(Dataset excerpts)
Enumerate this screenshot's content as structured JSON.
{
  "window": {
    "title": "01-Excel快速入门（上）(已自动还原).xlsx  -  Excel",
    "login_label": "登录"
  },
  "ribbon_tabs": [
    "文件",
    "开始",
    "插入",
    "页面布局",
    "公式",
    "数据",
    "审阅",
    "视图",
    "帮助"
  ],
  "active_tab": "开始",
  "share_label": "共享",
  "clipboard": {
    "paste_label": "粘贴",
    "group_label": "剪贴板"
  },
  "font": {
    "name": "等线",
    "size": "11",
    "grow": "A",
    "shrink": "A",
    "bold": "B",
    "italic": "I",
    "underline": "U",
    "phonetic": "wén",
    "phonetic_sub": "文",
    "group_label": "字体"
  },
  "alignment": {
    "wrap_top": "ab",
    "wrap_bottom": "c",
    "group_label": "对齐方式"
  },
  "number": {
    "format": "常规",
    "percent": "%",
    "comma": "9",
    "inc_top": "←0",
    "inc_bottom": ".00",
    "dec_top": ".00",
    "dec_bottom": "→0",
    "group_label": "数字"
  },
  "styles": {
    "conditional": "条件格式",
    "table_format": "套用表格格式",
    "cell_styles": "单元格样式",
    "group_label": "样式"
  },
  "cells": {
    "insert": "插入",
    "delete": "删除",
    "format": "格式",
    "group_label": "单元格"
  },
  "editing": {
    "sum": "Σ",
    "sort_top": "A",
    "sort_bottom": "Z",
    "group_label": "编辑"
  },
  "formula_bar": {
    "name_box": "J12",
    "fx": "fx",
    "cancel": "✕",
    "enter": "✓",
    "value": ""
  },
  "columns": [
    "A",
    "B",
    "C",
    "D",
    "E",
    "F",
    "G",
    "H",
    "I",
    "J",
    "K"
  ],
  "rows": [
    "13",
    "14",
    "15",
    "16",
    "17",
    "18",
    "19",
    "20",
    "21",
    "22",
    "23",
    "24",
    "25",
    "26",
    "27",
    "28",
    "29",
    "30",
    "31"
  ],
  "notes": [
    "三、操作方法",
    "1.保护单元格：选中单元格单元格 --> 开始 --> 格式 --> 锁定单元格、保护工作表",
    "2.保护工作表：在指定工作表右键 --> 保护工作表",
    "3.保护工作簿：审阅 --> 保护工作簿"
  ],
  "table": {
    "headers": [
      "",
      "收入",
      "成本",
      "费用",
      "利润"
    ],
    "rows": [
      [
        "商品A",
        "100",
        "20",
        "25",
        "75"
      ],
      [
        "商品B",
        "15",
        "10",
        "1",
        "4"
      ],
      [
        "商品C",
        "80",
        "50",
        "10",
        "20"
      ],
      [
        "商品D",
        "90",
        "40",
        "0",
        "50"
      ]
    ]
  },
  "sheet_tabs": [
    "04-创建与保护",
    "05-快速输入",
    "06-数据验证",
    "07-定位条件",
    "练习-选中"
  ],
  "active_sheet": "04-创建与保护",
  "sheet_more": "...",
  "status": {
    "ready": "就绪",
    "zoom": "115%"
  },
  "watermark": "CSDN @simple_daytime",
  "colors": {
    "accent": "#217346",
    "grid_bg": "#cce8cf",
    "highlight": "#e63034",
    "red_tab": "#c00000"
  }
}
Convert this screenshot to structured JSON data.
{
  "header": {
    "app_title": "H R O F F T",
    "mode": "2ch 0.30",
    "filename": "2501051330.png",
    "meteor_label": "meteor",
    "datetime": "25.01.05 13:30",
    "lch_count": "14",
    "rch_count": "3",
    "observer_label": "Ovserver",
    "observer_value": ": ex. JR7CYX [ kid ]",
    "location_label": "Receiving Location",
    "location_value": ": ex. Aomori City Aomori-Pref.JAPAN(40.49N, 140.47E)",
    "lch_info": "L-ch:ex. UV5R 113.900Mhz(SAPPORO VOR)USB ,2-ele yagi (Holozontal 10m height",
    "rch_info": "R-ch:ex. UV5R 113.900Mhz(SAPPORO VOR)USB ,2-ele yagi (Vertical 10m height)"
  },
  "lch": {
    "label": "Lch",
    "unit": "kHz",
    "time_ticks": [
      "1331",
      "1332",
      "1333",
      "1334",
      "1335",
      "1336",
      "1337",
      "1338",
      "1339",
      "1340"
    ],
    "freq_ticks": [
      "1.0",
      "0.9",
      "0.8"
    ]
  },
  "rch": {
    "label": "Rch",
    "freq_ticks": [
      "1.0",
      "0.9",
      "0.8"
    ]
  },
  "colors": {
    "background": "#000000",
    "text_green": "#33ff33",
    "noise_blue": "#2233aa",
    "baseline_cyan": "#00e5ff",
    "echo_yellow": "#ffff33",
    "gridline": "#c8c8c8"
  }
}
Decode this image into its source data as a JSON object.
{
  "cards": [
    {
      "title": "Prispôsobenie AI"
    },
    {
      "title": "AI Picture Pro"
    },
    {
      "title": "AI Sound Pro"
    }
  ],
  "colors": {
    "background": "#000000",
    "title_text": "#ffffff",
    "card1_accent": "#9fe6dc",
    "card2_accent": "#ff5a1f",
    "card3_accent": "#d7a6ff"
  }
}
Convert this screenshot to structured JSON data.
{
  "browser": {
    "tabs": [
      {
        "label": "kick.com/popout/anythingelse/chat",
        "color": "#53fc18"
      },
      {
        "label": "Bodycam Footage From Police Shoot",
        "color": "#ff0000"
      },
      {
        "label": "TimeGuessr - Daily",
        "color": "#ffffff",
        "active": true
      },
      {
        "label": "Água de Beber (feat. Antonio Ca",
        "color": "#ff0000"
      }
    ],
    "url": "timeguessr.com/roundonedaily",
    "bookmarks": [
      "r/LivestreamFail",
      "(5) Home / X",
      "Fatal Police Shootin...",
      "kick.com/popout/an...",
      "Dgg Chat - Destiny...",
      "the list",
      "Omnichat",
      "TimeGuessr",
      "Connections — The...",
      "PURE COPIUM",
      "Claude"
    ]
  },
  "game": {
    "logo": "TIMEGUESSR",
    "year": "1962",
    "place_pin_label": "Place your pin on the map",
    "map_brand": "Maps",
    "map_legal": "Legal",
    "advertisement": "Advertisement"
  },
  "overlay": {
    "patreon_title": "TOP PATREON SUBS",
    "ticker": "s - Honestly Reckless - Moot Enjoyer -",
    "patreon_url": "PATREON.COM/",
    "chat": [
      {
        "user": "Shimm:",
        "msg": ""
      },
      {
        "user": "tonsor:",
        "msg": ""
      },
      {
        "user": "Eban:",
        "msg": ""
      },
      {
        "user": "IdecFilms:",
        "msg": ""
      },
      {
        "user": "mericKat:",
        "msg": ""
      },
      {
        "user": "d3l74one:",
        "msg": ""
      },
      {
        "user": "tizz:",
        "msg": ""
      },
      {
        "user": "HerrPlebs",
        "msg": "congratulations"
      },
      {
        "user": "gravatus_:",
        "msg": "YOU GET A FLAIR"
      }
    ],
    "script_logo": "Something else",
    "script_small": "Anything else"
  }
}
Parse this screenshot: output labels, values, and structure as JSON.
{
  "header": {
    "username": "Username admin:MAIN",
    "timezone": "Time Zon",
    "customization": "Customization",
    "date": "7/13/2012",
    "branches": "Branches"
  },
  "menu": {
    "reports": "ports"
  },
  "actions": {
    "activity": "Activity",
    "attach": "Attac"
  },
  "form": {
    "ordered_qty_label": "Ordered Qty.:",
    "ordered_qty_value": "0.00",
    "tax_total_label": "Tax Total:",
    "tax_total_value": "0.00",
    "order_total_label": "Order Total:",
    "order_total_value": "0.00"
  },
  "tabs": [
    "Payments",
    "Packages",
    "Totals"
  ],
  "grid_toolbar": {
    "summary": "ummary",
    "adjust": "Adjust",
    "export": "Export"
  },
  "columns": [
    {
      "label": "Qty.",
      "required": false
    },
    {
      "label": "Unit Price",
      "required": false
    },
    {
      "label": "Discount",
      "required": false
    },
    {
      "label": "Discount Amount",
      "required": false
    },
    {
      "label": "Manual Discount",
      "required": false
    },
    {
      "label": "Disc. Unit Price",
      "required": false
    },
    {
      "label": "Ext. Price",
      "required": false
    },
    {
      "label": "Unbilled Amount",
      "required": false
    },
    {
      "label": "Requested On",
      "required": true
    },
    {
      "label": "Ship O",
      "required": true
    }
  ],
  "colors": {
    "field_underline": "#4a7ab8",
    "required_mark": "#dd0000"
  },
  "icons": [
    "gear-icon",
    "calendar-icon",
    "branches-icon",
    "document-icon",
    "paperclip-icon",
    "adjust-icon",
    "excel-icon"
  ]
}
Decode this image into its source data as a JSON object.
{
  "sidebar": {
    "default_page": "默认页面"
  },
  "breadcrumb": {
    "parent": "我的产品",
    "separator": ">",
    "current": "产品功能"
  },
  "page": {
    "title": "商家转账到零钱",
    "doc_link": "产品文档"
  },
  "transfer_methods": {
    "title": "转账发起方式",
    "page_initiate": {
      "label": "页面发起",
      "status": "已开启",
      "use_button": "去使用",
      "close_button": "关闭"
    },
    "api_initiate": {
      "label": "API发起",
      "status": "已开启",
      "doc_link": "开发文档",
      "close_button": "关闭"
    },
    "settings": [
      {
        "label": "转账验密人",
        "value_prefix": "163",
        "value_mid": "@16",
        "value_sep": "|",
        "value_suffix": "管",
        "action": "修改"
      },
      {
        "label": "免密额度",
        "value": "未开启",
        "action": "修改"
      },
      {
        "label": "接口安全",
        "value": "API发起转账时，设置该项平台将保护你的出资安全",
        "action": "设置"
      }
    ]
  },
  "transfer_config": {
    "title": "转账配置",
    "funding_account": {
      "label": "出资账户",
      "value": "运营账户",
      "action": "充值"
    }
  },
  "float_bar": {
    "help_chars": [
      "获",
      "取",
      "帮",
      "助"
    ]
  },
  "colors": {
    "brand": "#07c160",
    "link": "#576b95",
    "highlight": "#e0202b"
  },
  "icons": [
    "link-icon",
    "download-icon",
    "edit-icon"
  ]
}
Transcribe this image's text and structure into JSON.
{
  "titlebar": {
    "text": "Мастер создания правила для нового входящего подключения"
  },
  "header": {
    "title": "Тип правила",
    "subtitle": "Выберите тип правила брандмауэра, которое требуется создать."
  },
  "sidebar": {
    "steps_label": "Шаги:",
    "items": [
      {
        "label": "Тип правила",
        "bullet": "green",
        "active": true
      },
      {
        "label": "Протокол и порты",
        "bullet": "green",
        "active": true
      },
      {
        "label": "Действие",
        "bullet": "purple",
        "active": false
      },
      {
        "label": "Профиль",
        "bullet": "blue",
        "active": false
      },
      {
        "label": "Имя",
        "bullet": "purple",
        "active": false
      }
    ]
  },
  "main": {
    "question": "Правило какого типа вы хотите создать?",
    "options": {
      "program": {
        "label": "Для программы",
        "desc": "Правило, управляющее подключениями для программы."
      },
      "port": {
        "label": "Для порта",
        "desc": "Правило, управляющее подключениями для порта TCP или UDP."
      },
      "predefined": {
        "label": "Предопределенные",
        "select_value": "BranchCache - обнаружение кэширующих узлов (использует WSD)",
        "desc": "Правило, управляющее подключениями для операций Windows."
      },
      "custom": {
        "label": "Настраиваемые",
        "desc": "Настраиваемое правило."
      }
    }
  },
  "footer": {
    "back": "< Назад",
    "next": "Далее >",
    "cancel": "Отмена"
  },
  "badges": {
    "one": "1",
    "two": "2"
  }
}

Stated task ▸ Look through the entries above; copy each line where the string "правила" appears.

Exercise result ▸
    "text": "Мастер создания правила для нового входящего подключения"
    "title": "Тип правила",
    "subtitle": "Выберите тип правила брандмауэра, которое требуется создать."
        "label": "Тип правила",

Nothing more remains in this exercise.